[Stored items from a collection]
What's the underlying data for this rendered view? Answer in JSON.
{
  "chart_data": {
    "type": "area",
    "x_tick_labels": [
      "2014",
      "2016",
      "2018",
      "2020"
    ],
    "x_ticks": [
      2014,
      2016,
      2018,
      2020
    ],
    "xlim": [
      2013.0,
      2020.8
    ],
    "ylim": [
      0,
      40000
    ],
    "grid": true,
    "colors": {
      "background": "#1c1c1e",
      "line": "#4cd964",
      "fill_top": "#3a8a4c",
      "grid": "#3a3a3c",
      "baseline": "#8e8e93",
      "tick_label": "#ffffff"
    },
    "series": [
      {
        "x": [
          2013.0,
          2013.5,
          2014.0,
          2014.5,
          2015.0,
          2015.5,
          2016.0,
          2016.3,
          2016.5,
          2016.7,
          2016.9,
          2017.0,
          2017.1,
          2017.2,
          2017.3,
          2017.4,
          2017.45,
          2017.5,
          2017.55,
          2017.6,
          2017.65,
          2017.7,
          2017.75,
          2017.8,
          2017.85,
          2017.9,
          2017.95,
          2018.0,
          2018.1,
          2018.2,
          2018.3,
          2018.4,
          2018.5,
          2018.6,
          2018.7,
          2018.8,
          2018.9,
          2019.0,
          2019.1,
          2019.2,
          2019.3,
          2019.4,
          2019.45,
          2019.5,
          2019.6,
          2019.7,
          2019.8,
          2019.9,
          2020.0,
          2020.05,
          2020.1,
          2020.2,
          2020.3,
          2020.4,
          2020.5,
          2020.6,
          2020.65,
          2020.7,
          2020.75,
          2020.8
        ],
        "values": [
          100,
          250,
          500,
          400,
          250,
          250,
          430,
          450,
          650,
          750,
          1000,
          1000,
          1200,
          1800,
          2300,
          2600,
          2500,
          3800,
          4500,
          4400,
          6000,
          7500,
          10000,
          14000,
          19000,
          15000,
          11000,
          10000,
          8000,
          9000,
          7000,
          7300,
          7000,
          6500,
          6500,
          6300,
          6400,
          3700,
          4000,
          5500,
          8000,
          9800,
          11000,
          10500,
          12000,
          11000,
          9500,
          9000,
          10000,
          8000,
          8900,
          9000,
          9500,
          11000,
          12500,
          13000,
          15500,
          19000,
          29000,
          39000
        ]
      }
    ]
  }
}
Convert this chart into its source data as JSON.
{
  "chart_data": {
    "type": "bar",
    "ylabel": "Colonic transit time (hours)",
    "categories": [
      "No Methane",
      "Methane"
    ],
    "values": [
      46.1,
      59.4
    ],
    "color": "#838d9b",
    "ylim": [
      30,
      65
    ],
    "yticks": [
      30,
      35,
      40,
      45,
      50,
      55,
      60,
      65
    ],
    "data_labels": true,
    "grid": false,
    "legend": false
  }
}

# Your objective
Return each entry from above without altering a single character.

# Task solution
What's the underlying data for this rendered view? Answer in JSON.
{
  "chart_data": {
    "type": "area",
    "x_tick_labels": [
      "2014",
      "2016",
      "2018",
      "2020"
    ],
    "x_ticks": [
      2014,
      2016,
      2018,
      2020
    ],
    "xlim": [
      2013.0,
      2020.8
    ],
    "ylim": [
      0,
      40000
    ],
    "grid": true,
    "colors": {
      "background": "#1c1c1e",
      "line": "#4cd964",
      "fill_top": "#3a8a4c",
      "grid": "#3a3a3c",
      "baseline": "#8e8e93",
      "tick_label": "#ffffff"
    },
    "series": [
      {
        "x": [
          2013.0,
          2013.5,
          2014.0,
          2014.5,
          2015.0,
          2015.5,
          2016.0,
          2016.3,
          2016.5,
          2016.7,
          2016.9,
          2017.0,
          2017.1,
          2017.2,
          2017.3,
          2017.4,
          2017.45,
          2017.5,
          2017.55,
          2017.6,
          2017.65,
          2017.7,
          2017.75,
          2017.8,
          2017.85,
          2017.9,
          2017.95,
          2018.0,
          2018.1,
          2018.2,
          2018.3,
          2018.4,
          2018.5,
          2018.6,
          2018.7,
          2018.8,
          2018.9,
          2019.0,
          2019.1,
          2019.2,
          2019.3,
          2019.4,
          2019.45,
          2019.5,
          2019.6,
          2019.7,
          2019.8,
          2019.9,
          2020.0,
          2020.05,
          2020.1,
          2020.2,
          2020.3,
          2020.4,
          2020.5,
          2020.6,
          2020.65,
          2020.7,
          2020.75,
          2020.8
        ],
        "values": [
          100,
          250,
          500,
          400,
          250,
          250,
          430,
          450,
          650,
          750,
          1000,
          1000,
          1200,
          1800,
          2300,
          2600,
          2500,
          3800,
          4500,
          4400,
          6000,
          7500,
          10000,
          14000,
          19000,
          15000,
          11000,
          10000,
          8000,
          9000,
          7000,
          7300,
          7000,
          6500,
          6500,
          6300,
          6400,
          3700,
          4000,
          5500,
          8000,
          9800,
          11000,
          10500,
          12000,
          11000,
          9500,
          9000,
          10000,
          8000,
          8900,
          9000,
          9500,
          11000,
          12500,
          13000,
          15500,
          19000,
          29000,
          39000
        ]
      }
    ]
  }
}
Convert this chart into its source data as JSON.
{
  "chart_data": {
    "type": "bar",
    "ylabel": "Colonic transit time (hours)",
    "categories": [
      "No Methane",
      "Methane"
    ],
    "values": [
      46.1,
      59.4
    ],
    "color": "#838d9b",
    "ylim": [
      30,
      65
    ],
    "yticks": [
      30,
      35,
      40,
      45,
      50,
      55,
      60,
      65
    ],
    "data_labels": true,
    "grid": false,
    "legend": false
  }
}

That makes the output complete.